[begin RECORDED DATA]

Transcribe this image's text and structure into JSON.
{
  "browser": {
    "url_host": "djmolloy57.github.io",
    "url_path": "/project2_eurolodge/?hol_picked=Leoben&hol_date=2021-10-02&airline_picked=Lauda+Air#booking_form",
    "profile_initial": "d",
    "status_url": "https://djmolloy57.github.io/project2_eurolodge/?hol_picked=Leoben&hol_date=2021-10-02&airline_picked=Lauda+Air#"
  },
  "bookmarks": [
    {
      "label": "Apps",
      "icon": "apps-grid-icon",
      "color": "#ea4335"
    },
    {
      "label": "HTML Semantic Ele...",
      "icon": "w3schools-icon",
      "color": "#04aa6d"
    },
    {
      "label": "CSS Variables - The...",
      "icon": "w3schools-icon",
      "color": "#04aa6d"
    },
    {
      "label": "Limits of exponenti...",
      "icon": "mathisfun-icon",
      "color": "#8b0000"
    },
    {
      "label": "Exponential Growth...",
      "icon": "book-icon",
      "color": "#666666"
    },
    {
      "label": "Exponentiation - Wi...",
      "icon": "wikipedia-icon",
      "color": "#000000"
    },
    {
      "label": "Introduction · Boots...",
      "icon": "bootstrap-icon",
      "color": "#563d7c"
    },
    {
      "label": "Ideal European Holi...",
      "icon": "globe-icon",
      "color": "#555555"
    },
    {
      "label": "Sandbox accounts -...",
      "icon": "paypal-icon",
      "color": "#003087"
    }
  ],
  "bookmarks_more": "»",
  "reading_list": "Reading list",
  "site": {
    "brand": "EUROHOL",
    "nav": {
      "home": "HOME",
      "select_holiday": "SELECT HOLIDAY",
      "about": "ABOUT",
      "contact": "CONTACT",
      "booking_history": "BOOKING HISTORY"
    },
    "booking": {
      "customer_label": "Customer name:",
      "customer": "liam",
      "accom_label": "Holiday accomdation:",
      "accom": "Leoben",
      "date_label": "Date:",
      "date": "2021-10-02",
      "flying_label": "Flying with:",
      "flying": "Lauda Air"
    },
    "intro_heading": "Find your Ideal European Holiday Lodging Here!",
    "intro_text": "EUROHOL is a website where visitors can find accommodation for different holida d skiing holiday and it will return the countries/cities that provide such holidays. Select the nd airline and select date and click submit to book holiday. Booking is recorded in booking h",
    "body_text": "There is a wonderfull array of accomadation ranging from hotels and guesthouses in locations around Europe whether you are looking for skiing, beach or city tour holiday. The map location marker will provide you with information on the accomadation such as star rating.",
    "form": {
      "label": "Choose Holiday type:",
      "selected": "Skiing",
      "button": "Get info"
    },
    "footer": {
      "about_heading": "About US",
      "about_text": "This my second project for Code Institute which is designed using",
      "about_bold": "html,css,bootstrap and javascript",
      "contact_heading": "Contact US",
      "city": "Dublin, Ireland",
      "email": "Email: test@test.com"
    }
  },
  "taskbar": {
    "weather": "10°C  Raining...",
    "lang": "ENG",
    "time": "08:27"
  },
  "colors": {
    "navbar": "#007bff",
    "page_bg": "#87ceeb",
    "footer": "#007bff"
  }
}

[end RECORDED DATA]

§ **SET PROBLEM**:
In this exercise, repeat all entries exactly.

§ **TASK RESPONSE**:
Transcribe this image's text and structure into JSON.
{
  "browser": {
    "url_host": "djmolloy57.github.io",
    "url_path": "/project2_eurolodge/?hol_picked=Leoben&hol_date=2021-10-02&airline_picked=Lauda+Air#booking_form",
    "profile_initial": "d",
    "status_url": "https://djmolloy57.github.io/project2_eurolodge/?hol_picked=Leoben&hol_date=2021-10-02&airline_picked=Lauda+Air#"
  },
  "bookmarks": [
    {
      "label": "Apps",
      "icon": "apps-grid-icon",
      "color": "#ea4335"
    },
    {
      "label": "HTML Semantic Ele...",
      "icon": "w3schools-icon",
      "color": "#04aa6d"
    },
    {
      "label": "CSS Variables - The...",
      "icon": "w3schools-icon",
      "color": "#04aa6d"
    },
    {
      "label": "Limits of exponenti...",
      "icon": "mathisfun-icon",
      "color": "#8b0000"
    },
    {
      "label": "Exponential Growth...",
      "icon": "book-icon",
      "color": "#666666"
    },
    {
      "label": "Exponentiation - Wi...",
      "icon": "wikipedia-icon",
      "color": "#000000"
    },
    {
      "label": "Introduction · Boots...",
      "icon": "bootstrap-icon",
      "color": "#563d7c"
    },
    {
      "label": "Ideal European Holi...",
      "icon": "globe-icon",
      "color": "#555555"
    },
    {
      "label": "Sandbox accounts -...",
      "icon": "paypal-icon",
      "color": "#003087"
    }
  ],
  "bookmarks_more": "»",
  "reading_list": "Reading list",
  "site": {
    "brand": "EUROHOL",
    "nav": {
      "home": "HOME",
      "select_holiday": "SELECT HOLIDAY",
      "about": "ABOUT",
      "contact": "CONTACT",
      "booking_history": "BOOKING HISTORY"
    },
    "booking": {
      "customer_label": "Customer name:",
      "customer": "liam",
      "accom_label": "Holiday accomdation:",
      "accom": "Leoben",
      "date_label": "Date:",
      "date": "2021-10-02",
      "flying_label": "Flying with:",
      "flying": "Lauda Air"
    },
    "intro_heading": "Find your Ideal European Holiday Lodging Here!",
    "intro_text": "EUROHOL is a website where visitors can find accommodation for different holida d skiing holiday and it will return the countries/cities that provide such holidays. Select the nd airline and select date and click submit to book holiday. Booking is recorded in booking h",
    "body_text": "There is a wonderfull array of accomadation ranging from hotels and guesthouses in locations around Europe whether you are looking for skiing, beach or city tour holiday. The map location marker will provide you with information on the accomadation such as star rating.",
    "form": {
      "label": "Choose Holiday type:",
      "selected": "Skiing",
      "button": "Get info"
    },
    "footer": {
      "about_heading": "About US",
      "about_text": "This my second project for Code Institute which is designed using",
      "about_bold": "html,css,bootstrap and javascript",
      "contact_heading": "Contact US",
      "city": "Dublin, Ireland",
      "email": "Email: test@test.com"
    }
  },
  "taskbar": {
    "weather": "10°C  Raining...",
    "lang": "ENG",
    "time": "08:27"
  },
  "colors": {
    "navbar": "#007bff",
    "page_bg": "#87ceeb",
    "footer": "#007bff"
  }
}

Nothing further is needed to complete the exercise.